Challenge
Where does the string "thumbs" appear? Copy every line of the entries below that holds it.

_ _ _ _

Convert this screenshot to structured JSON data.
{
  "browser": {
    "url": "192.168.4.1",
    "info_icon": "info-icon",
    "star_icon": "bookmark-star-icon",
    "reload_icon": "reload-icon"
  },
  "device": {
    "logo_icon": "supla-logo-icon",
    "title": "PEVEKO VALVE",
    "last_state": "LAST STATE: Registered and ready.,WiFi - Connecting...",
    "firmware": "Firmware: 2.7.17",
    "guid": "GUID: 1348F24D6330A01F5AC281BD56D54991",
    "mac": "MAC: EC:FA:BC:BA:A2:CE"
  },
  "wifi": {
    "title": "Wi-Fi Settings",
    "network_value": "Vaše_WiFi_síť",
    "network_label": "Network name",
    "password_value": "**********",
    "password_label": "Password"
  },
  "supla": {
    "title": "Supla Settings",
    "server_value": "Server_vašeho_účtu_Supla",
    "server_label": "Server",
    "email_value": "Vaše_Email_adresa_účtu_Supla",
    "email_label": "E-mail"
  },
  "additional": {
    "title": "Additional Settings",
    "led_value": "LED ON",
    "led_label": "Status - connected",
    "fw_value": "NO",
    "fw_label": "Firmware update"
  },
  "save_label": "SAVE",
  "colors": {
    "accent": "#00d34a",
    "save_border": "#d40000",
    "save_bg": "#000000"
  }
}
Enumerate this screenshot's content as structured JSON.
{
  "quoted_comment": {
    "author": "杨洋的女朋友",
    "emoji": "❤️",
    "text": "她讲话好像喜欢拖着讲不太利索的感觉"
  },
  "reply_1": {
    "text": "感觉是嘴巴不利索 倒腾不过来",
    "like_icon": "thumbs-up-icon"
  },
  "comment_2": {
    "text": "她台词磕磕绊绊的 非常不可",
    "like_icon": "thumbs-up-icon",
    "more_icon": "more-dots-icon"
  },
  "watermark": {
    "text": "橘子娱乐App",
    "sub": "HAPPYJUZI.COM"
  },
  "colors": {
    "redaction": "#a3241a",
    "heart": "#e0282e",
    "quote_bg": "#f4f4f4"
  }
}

_ _ _ _

The response
    "like_icon": "thumbs-up-icon"
    "like_icon": "thumbs-up-icon",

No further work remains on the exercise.